-- BEGIN --
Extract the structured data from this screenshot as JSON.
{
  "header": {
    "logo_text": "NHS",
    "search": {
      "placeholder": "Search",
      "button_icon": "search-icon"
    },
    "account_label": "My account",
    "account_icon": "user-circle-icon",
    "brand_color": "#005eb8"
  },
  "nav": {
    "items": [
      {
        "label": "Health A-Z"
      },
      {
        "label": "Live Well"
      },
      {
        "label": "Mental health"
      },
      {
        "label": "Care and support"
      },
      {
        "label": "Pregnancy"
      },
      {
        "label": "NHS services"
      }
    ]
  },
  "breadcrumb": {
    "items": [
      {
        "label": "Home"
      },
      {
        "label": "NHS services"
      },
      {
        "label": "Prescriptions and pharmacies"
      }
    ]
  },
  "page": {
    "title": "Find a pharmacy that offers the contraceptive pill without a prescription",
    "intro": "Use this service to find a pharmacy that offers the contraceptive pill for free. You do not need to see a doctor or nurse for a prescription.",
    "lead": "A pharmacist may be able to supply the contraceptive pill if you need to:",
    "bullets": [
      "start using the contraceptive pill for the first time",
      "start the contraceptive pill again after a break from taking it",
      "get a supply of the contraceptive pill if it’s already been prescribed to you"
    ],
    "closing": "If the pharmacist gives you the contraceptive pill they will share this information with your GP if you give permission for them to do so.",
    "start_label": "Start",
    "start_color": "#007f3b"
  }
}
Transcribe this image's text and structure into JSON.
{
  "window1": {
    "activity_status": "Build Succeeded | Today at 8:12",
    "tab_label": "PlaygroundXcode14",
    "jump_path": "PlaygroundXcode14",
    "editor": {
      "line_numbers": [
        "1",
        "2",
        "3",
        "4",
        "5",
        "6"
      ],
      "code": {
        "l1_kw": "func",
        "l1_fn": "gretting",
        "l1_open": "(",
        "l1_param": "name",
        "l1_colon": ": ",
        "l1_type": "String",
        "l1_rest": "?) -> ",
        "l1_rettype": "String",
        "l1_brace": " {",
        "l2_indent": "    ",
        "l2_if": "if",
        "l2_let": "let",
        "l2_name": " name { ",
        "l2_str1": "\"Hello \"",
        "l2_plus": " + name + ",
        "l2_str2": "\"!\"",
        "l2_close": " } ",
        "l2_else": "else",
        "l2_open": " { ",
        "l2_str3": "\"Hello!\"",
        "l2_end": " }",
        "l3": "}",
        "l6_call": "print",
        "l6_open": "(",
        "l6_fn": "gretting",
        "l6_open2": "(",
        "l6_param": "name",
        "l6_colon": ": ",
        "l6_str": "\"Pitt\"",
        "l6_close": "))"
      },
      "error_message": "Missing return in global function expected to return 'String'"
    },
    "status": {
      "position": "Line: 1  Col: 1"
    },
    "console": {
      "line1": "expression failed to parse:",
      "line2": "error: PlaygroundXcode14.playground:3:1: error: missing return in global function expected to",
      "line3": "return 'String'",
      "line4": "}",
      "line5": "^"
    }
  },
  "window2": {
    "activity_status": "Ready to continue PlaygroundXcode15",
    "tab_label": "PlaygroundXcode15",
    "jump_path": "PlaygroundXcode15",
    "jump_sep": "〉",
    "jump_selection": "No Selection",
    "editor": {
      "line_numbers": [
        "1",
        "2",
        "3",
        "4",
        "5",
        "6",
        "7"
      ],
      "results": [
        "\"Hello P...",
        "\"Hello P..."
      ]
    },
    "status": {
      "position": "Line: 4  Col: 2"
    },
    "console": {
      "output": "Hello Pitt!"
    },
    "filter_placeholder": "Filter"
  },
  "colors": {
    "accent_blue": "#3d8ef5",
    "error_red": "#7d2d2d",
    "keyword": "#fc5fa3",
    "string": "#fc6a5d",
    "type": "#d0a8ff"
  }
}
-- END --
• Objective: Your task is to repeat the data exactly, with nothing left out.

• Answer in full:
Extract the structured data from this screenshot as JSON.
{
  "header": {
    "logo_text": "NHS",
    "search": {
      "placeholder": "Search",
      "button_icon": "search-icon"
    },
    "account_label": "My account",
    "account_icon": "user-circle-icon",
    "brand_color": "#005eb8"
  },
  "nav": {
    "items": [
      {
        "label": "Health A-Z"
      },
      {
        "label": "Live Well"
      },
      {
        "label": "Mental health"
      },
      {
        "label": "Care and support"
      },
      {
        "label": "Pregnancy"
      },
      {
        "label": "NHS services"
      }
    ]
  },
  "breadcrumb": {
    "items": [
      {
        "label": "Home"
      },
      {
        "label": "NHS services"
      },
      {
        "label": "Prescriptions and pharmacies"
      }
    ]
  },
  "page": {
    "title": "Find a pharmacy that offers the contraceptive pill without a prescription",
    "intro": "Use this service to find a pharmacy that offers the contraceptive pill for free. You do not need to see a doctor or nurse for a prescription.",
    "lead": "A pharmacist may be able to supply the contraceptive pill if you need to:",
    "bullets": [
      "start using the contraceptive pill for the first time",
      "start the contraceptive pill again after a break from taking it",
      "get a supply of the contraceptive pill if it’s already been prescribed to you"
    ],
    "closing": "If the pharmacist gives you the contraceptive pill they will share this information with your GP if you give permission for them to do so.",
    "start_label": "Start",
    "start_color": "#007f3b"
  }
}
Transcribe this image's text and structure into JSON.
{
  "window1": {
    "activity_status": "Build Succeeded | Today at 8:12",
    "tab_label": "PlaygroundXcode14",
    "jump_path": "PlaygroundXcode14",
    "editor": {
      "line_numbers": [
        "1",
        "2",
        "3",
        "4",
        "5",
        "6"
      ],
      "code": {
        "l1_kw": "func",
        "l1_fn": "gretting",
        "l1_open": "(",
        "l1_param": "name",
        "l1_colon": ": ",
        "l1_type": "String",
        "l1_rest": "?) -> ",
        "l1_rettype": "String",
        "l1_brace": " {",
        "l2_indent": "    ",
        "l2_if": "if",
        "l2_let": "let",
        "l2_name": " name { ",
        "l2_str1": "\"Hello \"",
        "l2_plus": " + name + ",
        "l2_str2": "\"!\"",
        "l2_close": " } ",
        "l2_else": "else",
        "l2_open": " { ",
        "l2_str3": "\"Hello!\"",
        "l2_end": " }",
        "l3": "}",
        "l6_call": "print",
        "l6_open": "(",
        "l6_fn": "gretting",
        "l6_open2": "(",
        "l6_param": "name",
        "l6_colon": ": ",
        "l6_str": "\"Pitt\"",
        "l6_close": "))"
      },
      "error_message": "Missing return in global function expected to return 'String'"
    },
    "status": {
      "position": "Line: 1  Col: 1"
    },
    "console": {
      "line1": "expression failed to parse:",
      "line2": "error: PlaygroundXcode14.playground:3:1: error: missing return in global function expected to",
      "line3": "return 'String'",
      "line4": "}",
      "line5": "^"
    }
  },
  "window2": {
    "activity_status": "Ready to continue PlaygroundXcode15",
    "tab_label": "PlaygroundXcode15",
    "jump_path": "PlaygroundXcode15",
    "jump_sep": "〉",
    "jump_selection": "No Selection",
    "editor": {
      "line_numbers": [
        "1",
        "2",
        "3",
        "4",
        "5",
        "6",
        "7"
      ],
      "results": [
        "\"Hello P...",
        "\"Hello P..."
      ]
    },
    "status": {
      "position": "Line: 4  Col: 2"
    },
    "console": {
      "output": "Hello Pitt!"
    },
    "filter_placeholder": "Filter"
  },
  "colors": {
    "accent_blue": "#3d8ef5",
    "error_red": "#7d2d2d",
    "keyword": "#fc5fa3",
    "string": "#fc6a5d",
    "type": "#d0a8ff"
  }
}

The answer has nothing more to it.